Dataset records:
>>>

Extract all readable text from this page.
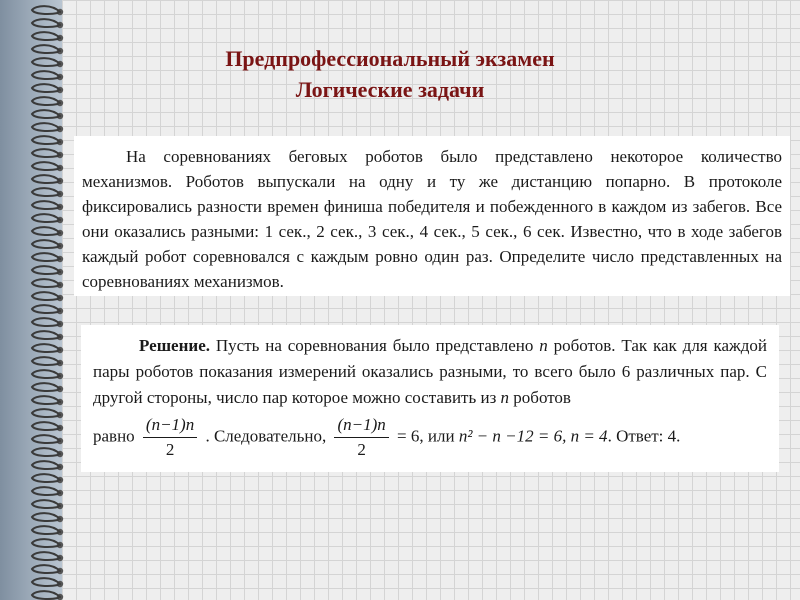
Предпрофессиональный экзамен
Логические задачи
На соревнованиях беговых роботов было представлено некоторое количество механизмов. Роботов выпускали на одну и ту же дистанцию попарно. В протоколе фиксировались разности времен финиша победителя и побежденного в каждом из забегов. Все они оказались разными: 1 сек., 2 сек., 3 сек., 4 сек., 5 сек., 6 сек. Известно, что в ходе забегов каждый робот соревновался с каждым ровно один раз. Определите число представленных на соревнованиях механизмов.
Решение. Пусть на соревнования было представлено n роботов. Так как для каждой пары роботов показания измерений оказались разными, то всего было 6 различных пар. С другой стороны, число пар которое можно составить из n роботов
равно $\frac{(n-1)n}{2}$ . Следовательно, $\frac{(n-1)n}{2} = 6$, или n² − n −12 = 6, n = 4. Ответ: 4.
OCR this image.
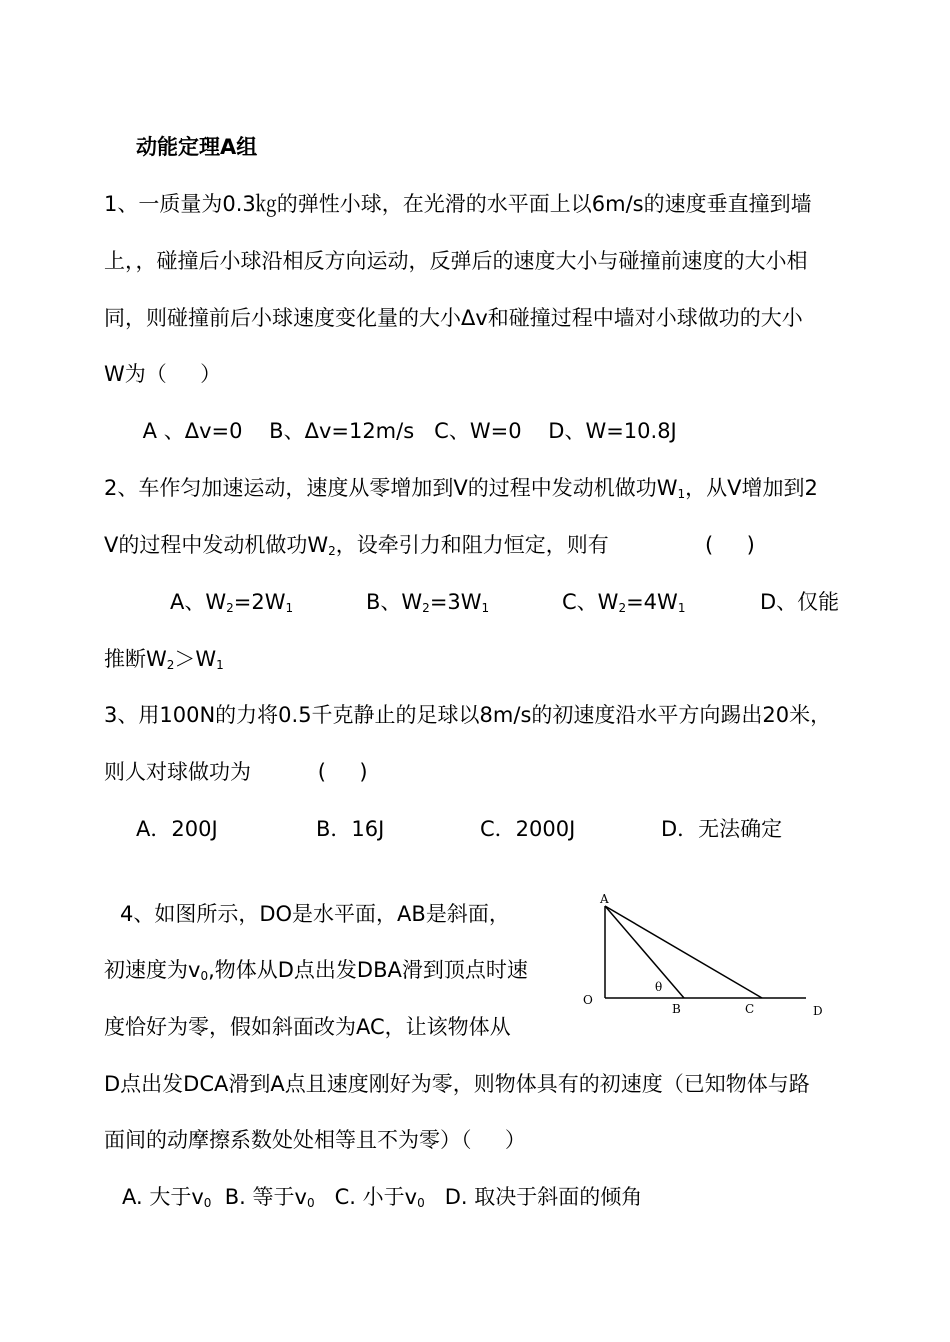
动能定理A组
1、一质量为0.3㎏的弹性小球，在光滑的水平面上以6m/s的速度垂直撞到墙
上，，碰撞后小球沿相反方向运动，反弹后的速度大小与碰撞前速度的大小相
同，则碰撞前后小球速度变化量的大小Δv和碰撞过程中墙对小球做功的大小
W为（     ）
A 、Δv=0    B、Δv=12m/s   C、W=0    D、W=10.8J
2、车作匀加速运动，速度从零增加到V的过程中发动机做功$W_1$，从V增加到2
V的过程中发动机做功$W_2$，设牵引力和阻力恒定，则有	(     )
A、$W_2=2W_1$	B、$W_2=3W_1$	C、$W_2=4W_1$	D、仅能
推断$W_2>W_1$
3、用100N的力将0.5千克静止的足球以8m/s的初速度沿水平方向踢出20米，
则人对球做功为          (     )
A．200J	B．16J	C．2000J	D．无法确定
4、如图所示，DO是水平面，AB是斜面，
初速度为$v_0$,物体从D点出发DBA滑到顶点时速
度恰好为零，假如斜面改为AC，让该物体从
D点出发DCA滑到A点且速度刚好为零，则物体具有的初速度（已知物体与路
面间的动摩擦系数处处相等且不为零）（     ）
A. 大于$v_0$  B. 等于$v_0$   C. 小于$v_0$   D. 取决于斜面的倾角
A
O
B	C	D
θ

<<<

▸ Stated problem
Reproduce all of the material above word for word. Omit the pictures.

▸ Exercise result
Extract all readable text from this page.
Предпрофессиональный экзамен
Логические задачи
На соревнованиях беговых роботов было представлено некоторое количество механизмов. Роботов выпускали на одну и ту же дистанцию попарно. В протоколе фиксировались разности времен финиша победителя и побежденного в каждом из забегов. Все они оказались разными: 1 сек., 2 сек., 3 сек., 4 сек., 5 сек., 6 сек. Известно, что в ходе забегов каждый робот соревновался с каждым ровно один раз. Определите число представленных на соревнованиях механизмов.
Решение. Пусть на соревнования было представлено n роботов. Так как для каждой пары роботов показания измерений оказались разными, то всего было 6 различных пар. С другой стороны, число пар которое можно составить из n роботов
равно $\frac{(n-1)n}{2}$ . Следовательно, $\frac{(n-1)n}{2} = 6$, или n² − n −12 = 6, n = 4. Ответ: 4.
OCR this image.
动能定理A组
1、一质量为0.3㎏的弹性小球，在光滑的水平面上以6m/s的速度垂直撞到墙
上，，碰撞后小球沿相反方向运动，反弹后的速度大小与碰撞前速度的大小相
同，则碰撞前后小球速度变化量的大小Δv和碰撞过程中墙对小球做功的大小
W为（     ）
A 、Δv=0    B、Δv=12m/s   C、W=0    D、W=10.8J
2、车作匀加速运动，速度从零增加到V的过程中发动机做功$W_1$，从V增加到2
V的过程中发动机做功$W_2$，设牵引力和阻力恒定，则有	(     )
A、$W_2=2W_1$	B、$W_2=3W_1$	C、$W_2=4W_1$	D、仅能
推断$W_2>W_1$
3、用100N的力将0.5千克静止的足球以8m/s的初速度沿水平方向踢出20米，
则人对球做功为          (     )
A．200J	B．16J	C．2000J	D．无法确定
4、如图所示，DO是水平面，AB是斜面，
初速度为$v_0$,物体从D点出发DBA滑到顶点时速
度恰好为零，假如斜面改为AC，让该物体从
D点出发DCA滑到A点且速度刚好为零，则物体具有的初速度（已知物体与路
面间的动摩擦系数处处相等且不为零）（     ）
A. 大于$v_0$  B. 等于$v_0$   C. 小于$v_0$   D. 取决于斜面的倾角
A
O
B	C	D
θ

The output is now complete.